=== Data lines ===

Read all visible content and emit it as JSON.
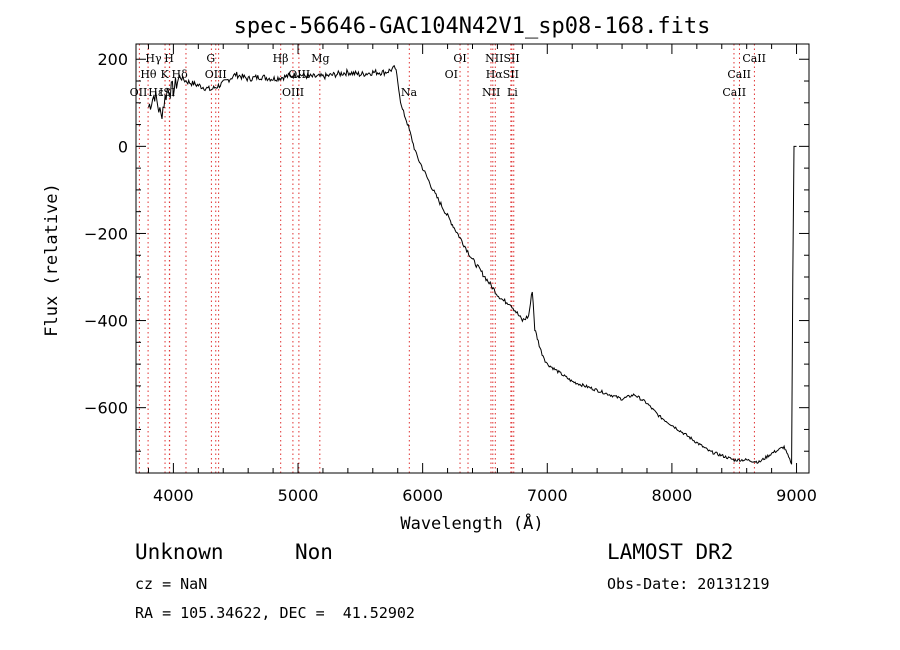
{
  "chart_data": {
    "type": "line",
    "title": "spec-56646-GAC104N42V1_sp08-168.fits",
    "xlabel": "Wavelength (Å)",
    "ylabel": "Flux (relative)",
    "xlim": [
      3700,
      9100
    ],
    "ylim": [
      -750,
      235
    ],
    "xticks": [
      4000,
      5000,
      6000,
      7000,
      8000,
      9000
    ],
    "yticks": [
      200,
      0,
      -200,
      -400,
      -600
    ],
    "grid": false,
    "line_color": "#000000",
    "marker_line_color": "#e03030",
    "series": [
      {
        "x": [
          3800,
          3850,
          3900,
          3950,
          4000,
          4050,
          4100,
          4200,
          4300,
          4400,
          4500,
          4600,
          4700,
          4800,
          4900,
          5000,
          5100,
          5200,
          5300,
          5400,
          5500,
          5600,
          5700,
          5780,
          5800,
          5830,
          5870,
          5900,
          5950,
          6000,
          6050,
          6100,
          6200,
          6300,
          6400,
          6500,
          6550,
          6600,
          6650,
          6700,
          6750,
          6800,
          6850,
          6880,
          6900,
          6920,
          6950,
          7000,
          7100,
          7200,
          7300,
          7400,
          7500,
          7600,
          7700,
          7800,
          7900,
          8000,
          8100,
          8200,
          8300,
          8400,
          8500,
          8600,
          8700,
          8800,
          8900,
          8960,
          8970,
          8980
        ],
        "y": [
          90,
          120,
          70,
          130,
          130,
          160,
          150,
          140,
          130,
          145,
          165,
          155,
          160,
          155,
          160,
          165,
          160,
          160,
          165,
          170,
          165,
          170,
          170,
          180,
          150,
          90,
          60,
          30,
          -20,
          -50,
          -80,
          -110,
          -160,
          -210,
          -260,
          -300,
          -320,
          -340,
          -355,
          -360,
          -380,
          -400,
          -390,
          -330,
          -420,
          -440,
          -470,
          -500,
          -520,
          -540,
          -550,
          -560,
          -570,
          -580,
          -570,
          -590,
          -620,
          -640,
          -660,
          -680,
          -700,
          -710,
          -720,
          -720,
          -725,
          -705,
          -690,
          -730,
          -300,
          0
        ]
      }
    ],
    "line_markers": [
      {
        "name": "Hγ",
        "x": 4340
      },
      {
        "name": "Hθ",
        "x": 3797
      },
      {
        "name": "OII",
        "x": 3727
      },
      {
        "name": "H",
        "x": 3968
      },
      {
        "name": "K",
        "x": 3933
      },
      {
        "name": "Hε",
        "x": 3970
      },
      {
        "name": "Hδ",
        "x": 4101
      },
      {
        "name": "G",
        "x": 4305
      },
      {
        "name": "OIII",
        "x": 4363
      },
      {
        "name": "Hβ",
        "x": 4861
      },
      {
        "name": "OIII",
        "x": 4959
      },
      {
        "name": "OIII",
        "x": 5007
      },
      {
        "name": "Mg",
        "x": 5175
      },
      {
        "name": "Na",
        "x": 5893
      },
      {
        "name": "OI",
        "x": 6300
      },
      {
        "name": "OI",
        "x": 6364
      },
      {
        "name": "NII",
        "x": 6548
      },
      {
        "name": "Hα",
        "x": 6563
      },
      {
        "name": "NII",
        "x": 6583
      },
      {
        "name": "SII",
        "x": 6716
      },
      {
        "name": "Li",
        "x": 6708
      },
      {
        "name": "SII",
        "x": 6731
      },
      {
        "name": "CaII",
        "x": 8498
      },
      {
        "name": "CaII",
        "x": 8542
      },
      {
        "name": "CaII",
        "x": 8662
      }
    ],
    "top_labels": [
      {
        "text": "Hγ",
        "x": 3840,
        "row": 1
      },
      {
        "text": "H",
        "x": 3965,
        "row": 1
      },
      {
        "text": "G",
        "x": 4300,
        "row": 1
      },
      {
        "text": "Hβ",
        "x": 4860,
        "row": 1
      },
      {
        "text": "Mg",
        "x": 5180,
        "row": 1
      },
      {
        "text": "OI",
        "x": 6300,
        "row": 1
      },
      {
        "text": "NIISII",
        "x": 6640,
        "row": 1
      },
      {
        "text": "CaII",
        "x": 8660,
        "row": 1
      },
      {
        "text": "Hθ",
        "x": 3800,
        "row": 2
      },
      {
        "text": "K",
        "x": 3930,
        "row": 2
      },
      {
        "text": "Hδ",
        "x": 4050,
        "row": 2
      },
      {
        "text": "OIII",
        "x": 4340,
        "row": 2
      },
      {
        "text": "OIII",
        "x": 5010,
        "row": 2
      },
      {
        "text": "OI",
        "x": 6230,
        "row": 2
      },
      {
        "text": "HαSII",
        "x": 6640,
        "row": 2
      },
      {
        "text": "CaII",
        "x": 8540,
        "row": 2
      },
      {
        "text": "OII",
        "x": 3720,
        "row": 3
      },
      {
        "text": "Hε",
        "x": 3860,
        "row": 3
      },
      {
        "text": "ISI",
        "x": 3950,
        "row": 3
      },
      {
        "text": "OIII",
        "x": 4960,
        "row": 3
      },
      {
        "text": "Na",
        "x": 5890,
        "row": 3
      },
      {
        "text": "NII",
        "x": 6550,
        "row": 3
      },
      {
        "text": "Li",
        "x": 6720,
        "row": 3
      },
      {
        "text": "CaII",
        "x": 8500,
        "row": 3
      }
    ]
  },
  "footer": {
    "class_label": "Unknown",
    "subclass_label": "Non",
    "survey_label": "LAMOST DR2",
    "cz": "cz = NaN",
    "obs_date": "Obs-Date: 20131219",
    "coords": "RA = 105.34622, DEC =  41.52902"
  }
}
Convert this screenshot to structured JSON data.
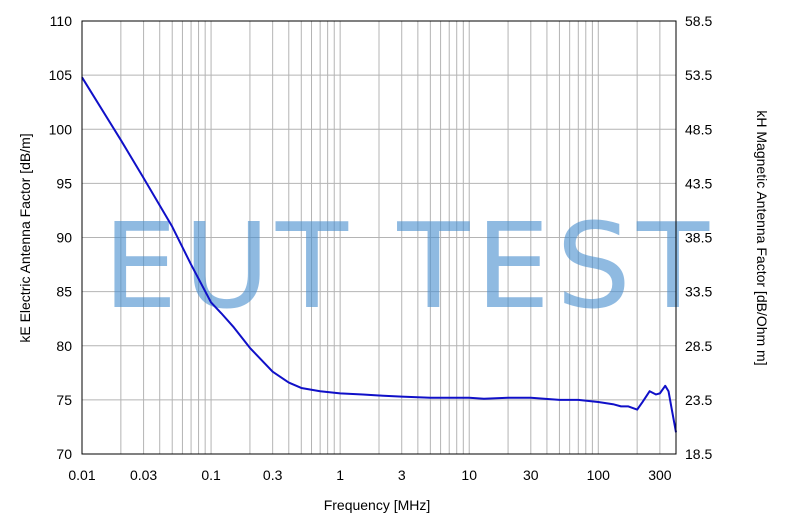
{
  "watermark": "EUT TEST",
  "chart_data": {
    "type": "line",
    "xlabel": "Frequency [MHz]",
    "ylabel": "kE Electric Antenna Factor [dB/m]",
    "y2label": "kH Magnetic Antenna Factor [dB/Ohm m]",
    "xscale": "log",
    "xlim": [
      0.01,
      400
    ],
    "ylim": [
      70,
      110
    ],
    "y2lim": [
      18.5,
      58.5
    ],
    "grid": true,
    "line_color": "#1010c8",
    "x_ticks": [
      0.01,
      0.03,
      0.1,
      0.3,
      1,
      3,
      10,
      30,
      100,
      300
    ],
    "x_tick_labels": [
      "0.01",
      "0.03",
      "0.1",
      "0.3",
      "1",
      "3",
      "10",
      "30",
      "100",
      "300"
    ],
    "y_ticks": [
      70,
      75,
      80,
      85,
      90,
      95,
      100,
      105,
      110
    ],
    "y_tick_labels": [
      "70",
      "75",
      "80",
      "85",
      "90",
      "95",
      "100",
      "105",
      "110"
    ],
    "y2_ticks": [
      18.5,
      23.5,
      28.5,
      33.5,
      38.5,
      43.5,
      48.5,
      53.5,
      58.5
    ],
    "y2_tick_labels": [
      "18.5",
      "23.5",
      "28.5",
      "33.5",
      "38.5",
      "43.5",
      "48.5",
      "53.5",
      "58.5"
    ],
    "series": [
      {
        "x": [
          0.01,
          0.02,
          0.03,
          0.05,
          0.07,
          0.1,
          0.12,
          0.15,
          0.2,
          0.3,
          0.4,
          0.5,
          0.7,
          1,
          1.5,
          2,
          3,
          5,
          7,
          10,
          13,
          20,
          30,
          50,
          70,
          100,
          130,
          150,
          170,
          200,
          220,
          250,
          280,
          300,
          330,
          350,
          370,
          400
        ],
        "y": [
          104.8,
          99.0,
          95.5,
          91.0,
          87.5,
          84.0,
          83.0,
          81.7,
          79.8,
          77.6,
          76.6,
          76.1,
          75.8,
          75.6,
          75.5,
          75.4,
          75.3,
          75.2,
          75.2,
          75.2,
          75.1,
          75.2,
          75.2,
          75.0,
          75.0,
          74.8,
          74.6,
          74.4,
          74.4,
          74.1,
          74.8,
          75.8,
          75.5,
          75.6,
          76.3,
          75.8,
          74.2,
          72.0
        ]
      }
    ]
  }
}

===

Task instructions:
Using the material above, state how many lines include the string "ylabel". Answer with a single number.

Answer to the task:
2